What is expected: Each entry below is to be transcribed exactly.

Information supplied:

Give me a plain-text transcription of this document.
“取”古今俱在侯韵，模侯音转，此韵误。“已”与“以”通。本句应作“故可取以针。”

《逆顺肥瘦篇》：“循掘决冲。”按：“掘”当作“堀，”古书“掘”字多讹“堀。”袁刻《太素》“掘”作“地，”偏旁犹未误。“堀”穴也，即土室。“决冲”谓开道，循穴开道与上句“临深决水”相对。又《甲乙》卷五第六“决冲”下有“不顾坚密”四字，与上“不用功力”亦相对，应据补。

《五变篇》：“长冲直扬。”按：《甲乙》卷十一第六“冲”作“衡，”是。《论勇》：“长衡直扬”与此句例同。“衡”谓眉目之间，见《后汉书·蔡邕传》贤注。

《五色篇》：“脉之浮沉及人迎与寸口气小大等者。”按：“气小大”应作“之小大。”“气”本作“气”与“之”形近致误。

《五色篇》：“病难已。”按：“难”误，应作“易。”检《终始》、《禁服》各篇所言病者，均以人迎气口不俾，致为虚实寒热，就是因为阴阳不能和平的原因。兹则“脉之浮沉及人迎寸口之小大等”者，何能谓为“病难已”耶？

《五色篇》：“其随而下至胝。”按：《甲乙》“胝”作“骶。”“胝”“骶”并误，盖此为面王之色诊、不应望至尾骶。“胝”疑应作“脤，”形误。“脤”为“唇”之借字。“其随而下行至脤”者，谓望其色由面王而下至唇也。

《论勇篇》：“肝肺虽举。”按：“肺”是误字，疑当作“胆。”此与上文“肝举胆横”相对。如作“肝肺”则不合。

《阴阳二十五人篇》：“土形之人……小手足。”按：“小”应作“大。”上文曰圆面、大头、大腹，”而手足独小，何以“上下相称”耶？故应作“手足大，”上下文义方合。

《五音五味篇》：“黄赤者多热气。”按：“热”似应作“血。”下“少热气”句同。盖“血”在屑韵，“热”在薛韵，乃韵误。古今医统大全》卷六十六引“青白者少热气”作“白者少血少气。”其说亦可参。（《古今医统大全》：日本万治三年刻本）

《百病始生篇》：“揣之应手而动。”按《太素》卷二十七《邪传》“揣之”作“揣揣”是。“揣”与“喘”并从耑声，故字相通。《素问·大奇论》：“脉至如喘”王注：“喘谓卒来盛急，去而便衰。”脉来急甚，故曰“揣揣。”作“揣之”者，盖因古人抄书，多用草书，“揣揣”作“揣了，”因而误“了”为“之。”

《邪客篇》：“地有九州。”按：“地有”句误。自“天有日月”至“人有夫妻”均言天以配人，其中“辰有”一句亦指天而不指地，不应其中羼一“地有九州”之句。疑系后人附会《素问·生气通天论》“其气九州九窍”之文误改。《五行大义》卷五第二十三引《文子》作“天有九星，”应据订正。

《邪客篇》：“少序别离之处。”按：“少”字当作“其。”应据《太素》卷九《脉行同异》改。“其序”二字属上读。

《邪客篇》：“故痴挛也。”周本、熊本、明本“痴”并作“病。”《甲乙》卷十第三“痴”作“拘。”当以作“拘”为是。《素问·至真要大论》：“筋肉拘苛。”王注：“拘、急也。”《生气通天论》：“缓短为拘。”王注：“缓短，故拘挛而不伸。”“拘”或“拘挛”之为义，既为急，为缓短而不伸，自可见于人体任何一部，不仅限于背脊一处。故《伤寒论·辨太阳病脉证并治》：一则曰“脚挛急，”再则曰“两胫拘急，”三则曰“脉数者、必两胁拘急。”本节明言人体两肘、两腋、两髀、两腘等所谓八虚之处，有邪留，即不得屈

Solution to this task:
Give me a plain-text transcription of this document.
“取”古今俱在侯韵，模侯音转，此韵误。“已”与“以”通。本句应作“故可取以针。”

《逆顺肥瘦篇》：“循掘决冲。”按：“掘”当作“堀，”古书“掘”字多讹“堀。”袁刻《太素》“掘”作“地，”偏旁犹未误。“堀”穴也，即土室。“决冲”谓开道，循穴开道与上句“临深决水”相对。又《甲乙》卷五第六“决冲”下有“不顾坚密”四字，与上“不用功力”亦相对，应据补。

《五变篇》：“长冲直扬。”按：《甲乙》卷十一第六“冲”作“衡，”是。《论勇》：“长衡直扬”与此句例同。“衡”谓眉目之间，见《后汉书·蔡邕传》贤注。

《五色篇》：“脉之浮沉及人迎与寸口气小大等者。”按：“气小大”应作“之小大。”“气”本作“气”与“之”形近致误。

《五色篇》：“病难已。”按：“难”误，应作“易。”检《终始》、《禁服》各篇所言病者，均以人迎气口不俾，致为虚实寒热，就是因为阴阳不能和平的原因。兹则“脉之浮沉及人迎寸口之小大等”者，何能谓为“病难已”耶？

《五色篇》：“其随而下至胝。”按：《甲乙》“胝”作“骶。”“胝”“骶”并误，盖此为面王之色诊、不应望至尾骶。“胝”疑应作“脤，”形误。“脤”为“唇”之借字。“其随而下行至脤”者，谓望其色由面王而下至唇也。

《论勇篇》：“肝肺虽举。”按：“肺”是误字，疑当作“胆。”此与上文“肝举胆横”相对。如作“肝肺”则不合。

《阴阳二十五人篇》：“土形之人……小手足。”按：“小”应作“大。”上文曰圆面、大头、大腹，”而手足独小，何以“上下相称”耶？故应作“手足大，”上下文义方合。

《五音五味篇》：“黄赤者多热气。”按：“热”似应作“血。”下“少热气”句同。盖“血”在屑韵，“热”在薛韵，乃韵误。古今医统大全》卷六十六引“青白者少热气”作“白者少血少气。”其说亦可参。（《古今医统大全》：日本万治三年刻本）

《百病始生篇》：“揣之应手而动。”按《太素》卷二十七《邪传》“揣之”作“揣揣”是。“揣”与“喘”并从耑声，故字相通。《素问·大奇论》：“脉至如喘”王注：“喘谓卒来盛急，去而便衰。”脉来急甚，故曰“揣揣。”作“揣之”者，盖因古人抄书，多用草书，“揣揣”作“揣了，”因而误“了”为“之。”

《邪客篇》：“地有九州。”按：“地有”句误。自“天有日月”至“人有夫妻”均言天以配人，其中“辰有”一句亦指天而不指地，不应其中羼一“地有九州”之句。疑系后人附会《素问·生气通天论》“其气九州九窍”之文误改。《五行大义》卷五第二十三引《文子》作“天有九星，”应据订正。

《邪客篇》：“少序别离之处。”按：“少”字当作“其。”应据《太素》卷九《脉行同异》改。“其序”二字属上读。

《邪客篇》：“故痴挛也。”周本、熊本、明本“痴”并作“病。”《甲乙》卷十第三“痴”作“拘。”当以作“拘”为是。《素问·至真要大论》：“筋肉拘苛。”王注：“拘、急也。”《生气通天论》：“缓短为拘。”王注：“缓短，故拘挛而不伸。”“拘”或“拘挛”之为义，既为急，为缓短而不伸，自可见于人体任何一部，不仅限于背脊一处。故《伤寒论·辨太阳病脉证并治》：一则曰“脚挛急，”再则曰“两胫拘急，”三则曰“脉数者、必两胁拘急。”本节明言人体两肘、两腋、两髀、两腘等所谓八虚之处，有邪留，即不得屈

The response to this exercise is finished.